■ **Task directions**: Locate each line with the string "hashtag" in the listing below and copy it.

■ **Collected data**:

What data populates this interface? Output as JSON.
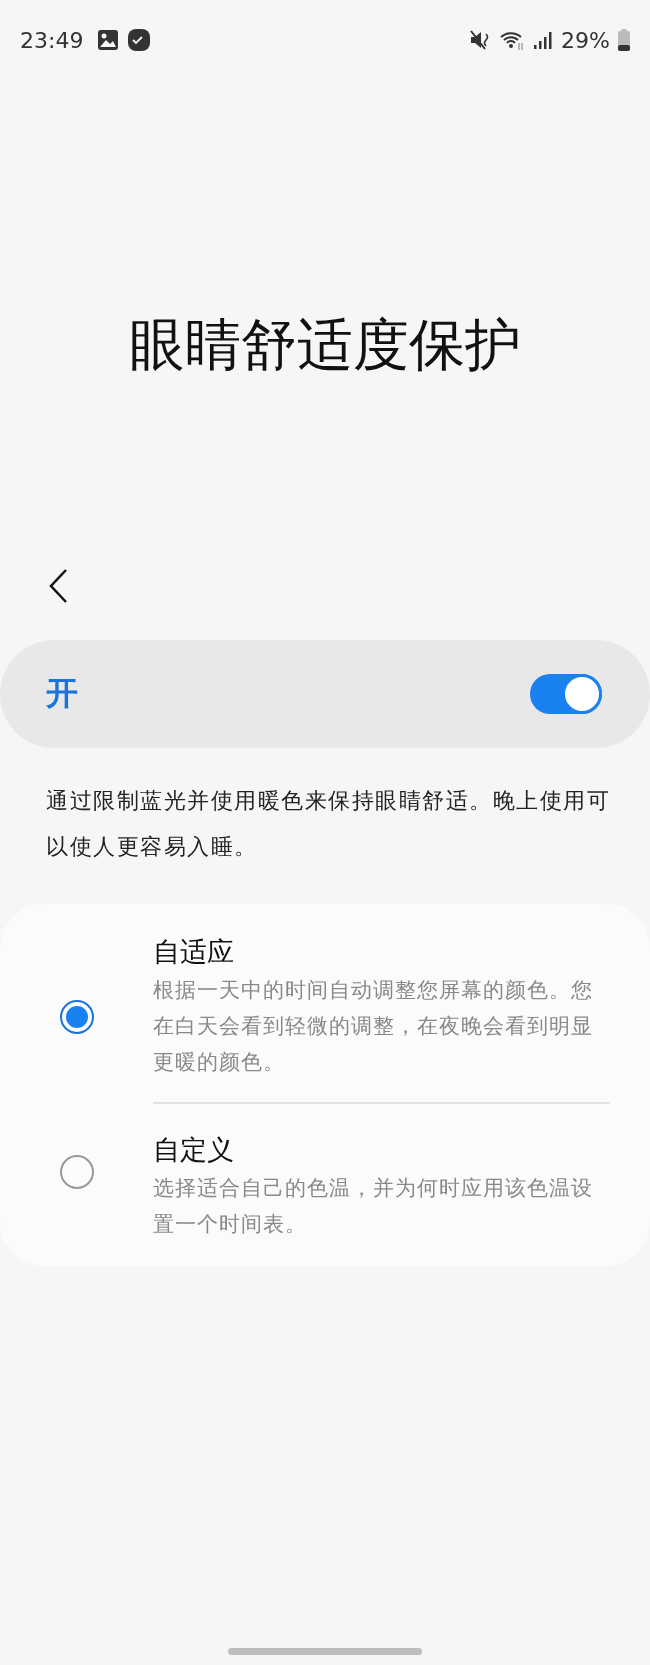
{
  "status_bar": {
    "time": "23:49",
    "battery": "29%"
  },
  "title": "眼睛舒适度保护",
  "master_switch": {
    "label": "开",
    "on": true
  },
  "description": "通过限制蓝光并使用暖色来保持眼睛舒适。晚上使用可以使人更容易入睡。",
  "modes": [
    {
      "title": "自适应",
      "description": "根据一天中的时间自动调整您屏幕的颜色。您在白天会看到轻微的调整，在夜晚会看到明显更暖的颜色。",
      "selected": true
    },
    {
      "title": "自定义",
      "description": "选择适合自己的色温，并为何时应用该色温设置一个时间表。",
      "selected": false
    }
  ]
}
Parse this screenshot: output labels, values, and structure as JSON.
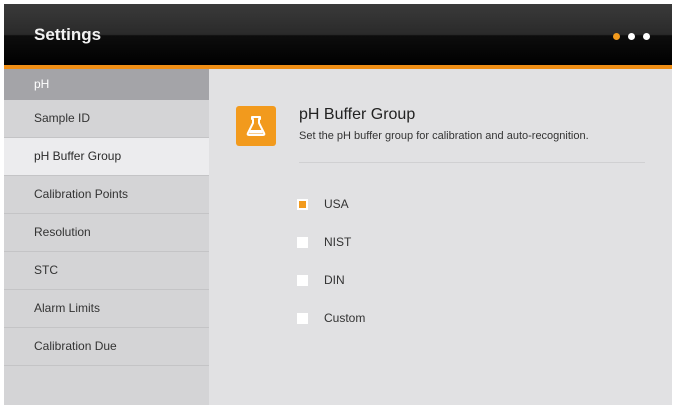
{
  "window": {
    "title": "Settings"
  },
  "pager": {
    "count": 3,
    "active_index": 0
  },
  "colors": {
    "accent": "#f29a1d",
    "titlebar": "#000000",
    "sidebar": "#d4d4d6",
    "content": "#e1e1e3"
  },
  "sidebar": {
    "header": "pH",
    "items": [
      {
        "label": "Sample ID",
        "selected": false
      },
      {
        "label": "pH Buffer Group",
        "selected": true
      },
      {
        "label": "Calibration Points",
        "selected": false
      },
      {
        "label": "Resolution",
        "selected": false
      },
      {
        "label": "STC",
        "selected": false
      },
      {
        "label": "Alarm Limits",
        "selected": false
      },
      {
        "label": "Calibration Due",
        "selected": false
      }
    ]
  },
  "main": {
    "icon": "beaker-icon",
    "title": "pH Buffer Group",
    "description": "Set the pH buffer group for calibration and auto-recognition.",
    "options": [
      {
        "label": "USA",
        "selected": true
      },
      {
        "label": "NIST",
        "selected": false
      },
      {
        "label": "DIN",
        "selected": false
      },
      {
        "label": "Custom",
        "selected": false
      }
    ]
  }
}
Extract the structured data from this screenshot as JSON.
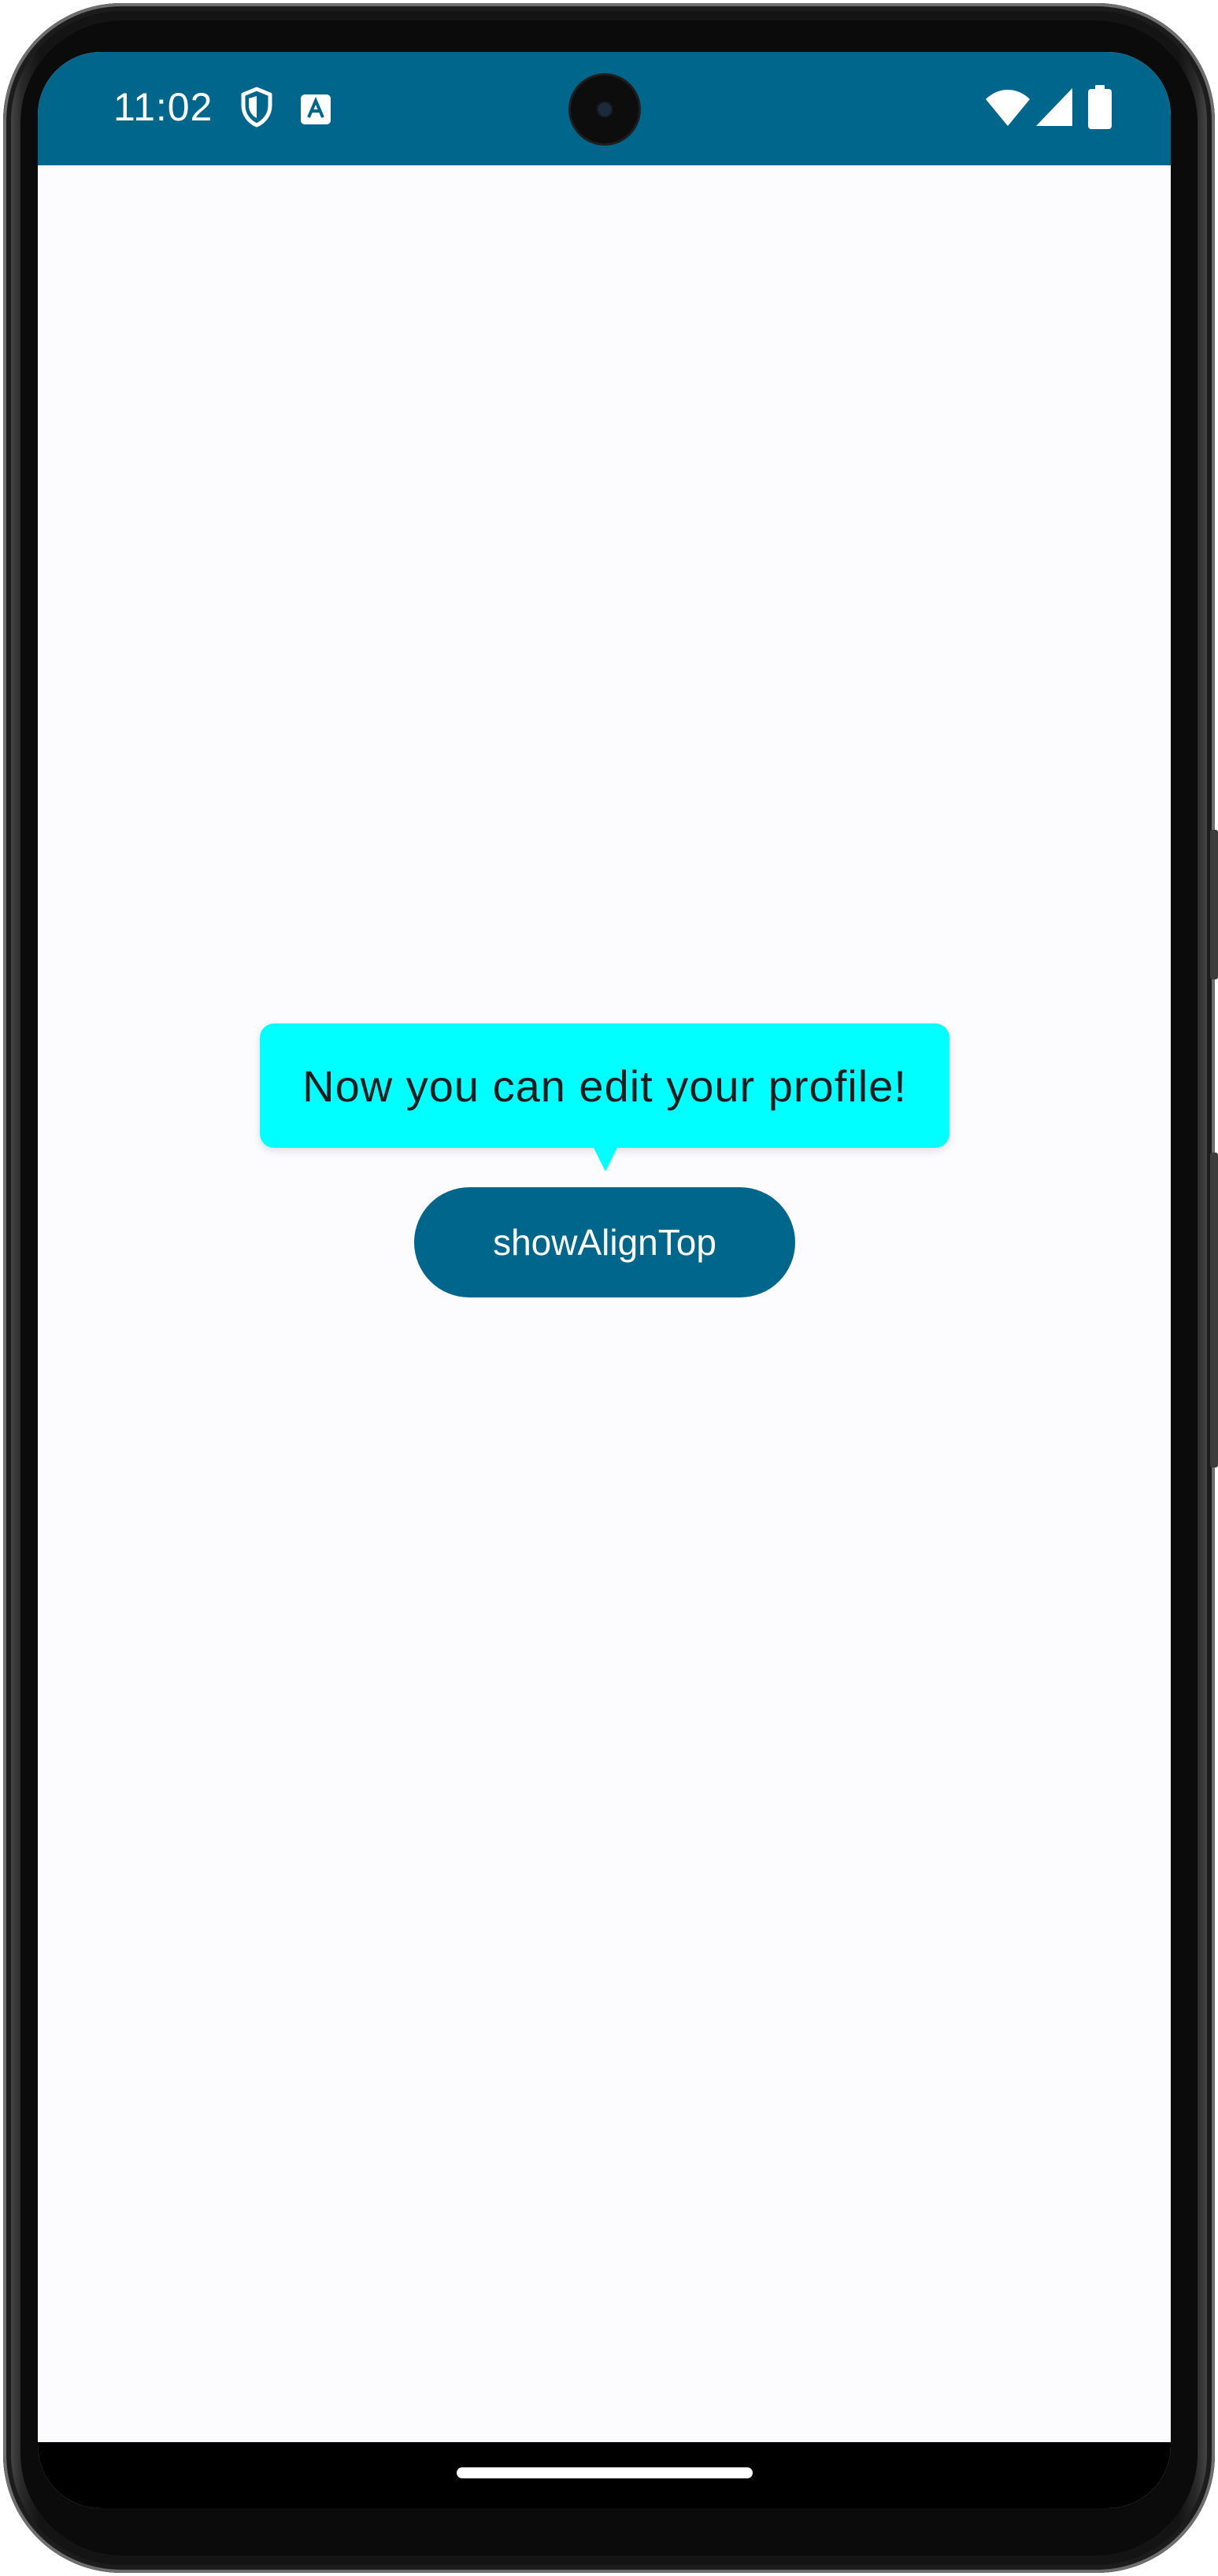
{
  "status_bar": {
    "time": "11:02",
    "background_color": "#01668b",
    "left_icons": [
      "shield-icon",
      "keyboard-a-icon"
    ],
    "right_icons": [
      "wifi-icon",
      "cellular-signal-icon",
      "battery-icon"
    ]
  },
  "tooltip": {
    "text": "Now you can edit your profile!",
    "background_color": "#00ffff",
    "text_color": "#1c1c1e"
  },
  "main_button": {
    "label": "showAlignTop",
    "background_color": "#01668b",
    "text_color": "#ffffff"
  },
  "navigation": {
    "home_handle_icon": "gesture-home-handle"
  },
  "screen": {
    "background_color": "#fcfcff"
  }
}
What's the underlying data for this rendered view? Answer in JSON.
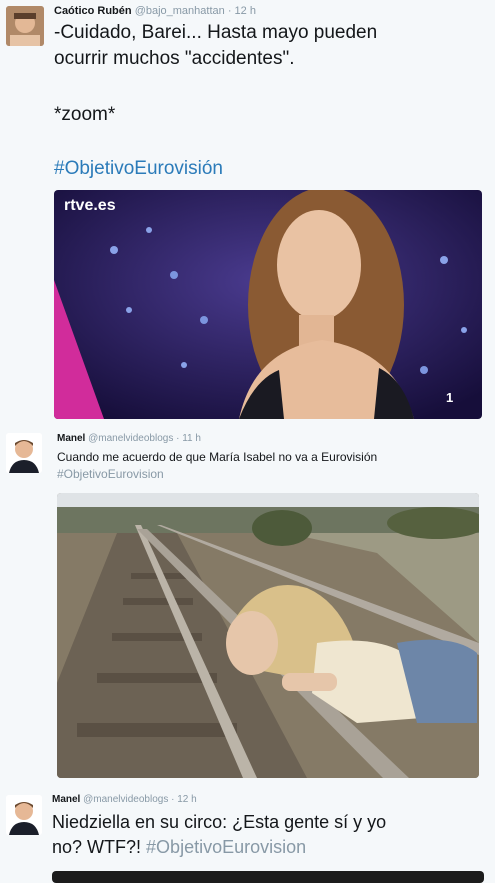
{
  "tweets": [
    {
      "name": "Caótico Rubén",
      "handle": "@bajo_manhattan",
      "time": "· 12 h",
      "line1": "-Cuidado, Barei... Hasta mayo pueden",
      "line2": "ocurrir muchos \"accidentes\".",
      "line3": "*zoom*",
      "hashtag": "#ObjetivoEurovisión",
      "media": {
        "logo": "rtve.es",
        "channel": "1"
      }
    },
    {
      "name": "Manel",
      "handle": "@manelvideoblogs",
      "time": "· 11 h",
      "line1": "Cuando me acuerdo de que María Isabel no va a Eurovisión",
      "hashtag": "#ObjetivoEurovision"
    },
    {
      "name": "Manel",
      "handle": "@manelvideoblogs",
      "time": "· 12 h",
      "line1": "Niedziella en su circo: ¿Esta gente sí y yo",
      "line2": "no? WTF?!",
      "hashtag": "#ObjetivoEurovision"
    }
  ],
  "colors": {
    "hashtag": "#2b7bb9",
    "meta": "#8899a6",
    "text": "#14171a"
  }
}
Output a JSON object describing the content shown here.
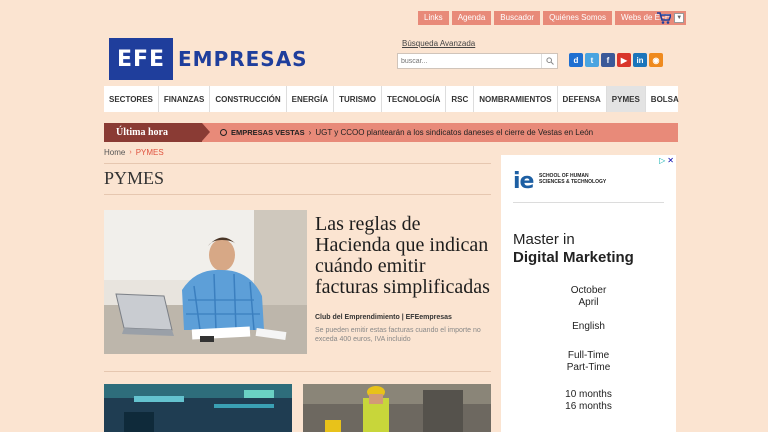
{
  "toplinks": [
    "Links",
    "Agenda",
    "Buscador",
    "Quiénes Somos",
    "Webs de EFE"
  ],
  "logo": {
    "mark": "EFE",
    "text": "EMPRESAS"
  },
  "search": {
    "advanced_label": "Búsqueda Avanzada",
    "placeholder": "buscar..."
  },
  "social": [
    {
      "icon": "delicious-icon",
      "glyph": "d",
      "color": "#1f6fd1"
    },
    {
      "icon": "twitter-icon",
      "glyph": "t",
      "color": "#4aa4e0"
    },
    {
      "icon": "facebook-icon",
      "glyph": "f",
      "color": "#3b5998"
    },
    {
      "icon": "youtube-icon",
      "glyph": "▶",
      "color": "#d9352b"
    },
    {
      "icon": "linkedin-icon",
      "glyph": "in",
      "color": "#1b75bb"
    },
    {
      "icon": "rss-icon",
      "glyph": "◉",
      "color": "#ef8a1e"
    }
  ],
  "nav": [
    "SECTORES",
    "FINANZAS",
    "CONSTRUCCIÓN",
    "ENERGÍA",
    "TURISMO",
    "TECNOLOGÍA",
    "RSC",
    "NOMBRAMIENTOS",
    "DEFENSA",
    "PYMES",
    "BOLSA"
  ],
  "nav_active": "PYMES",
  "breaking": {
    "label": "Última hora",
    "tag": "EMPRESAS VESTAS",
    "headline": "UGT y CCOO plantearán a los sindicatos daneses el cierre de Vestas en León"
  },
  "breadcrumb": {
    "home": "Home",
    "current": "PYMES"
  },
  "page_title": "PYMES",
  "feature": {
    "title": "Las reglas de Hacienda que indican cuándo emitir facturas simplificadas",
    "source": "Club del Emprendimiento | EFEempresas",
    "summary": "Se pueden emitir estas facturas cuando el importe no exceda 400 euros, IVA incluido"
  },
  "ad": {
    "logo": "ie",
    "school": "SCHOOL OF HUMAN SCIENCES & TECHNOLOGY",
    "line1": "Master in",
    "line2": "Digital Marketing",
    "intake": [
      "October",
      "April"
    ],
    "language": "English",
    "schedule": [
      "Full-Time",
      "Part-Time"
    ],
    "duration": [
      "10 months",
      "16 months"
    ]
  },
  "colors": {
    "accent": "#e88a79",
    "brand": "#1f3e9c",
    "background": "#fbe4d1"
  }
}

■ **Complete answer**:
      "hashtag": "#ObjetivoEurovisión",
      "hashtag": "#ObjetivoEurovision"
      "hashtag": "#ObjetivoEurovision"
    "hashtag": "#2b7bb9",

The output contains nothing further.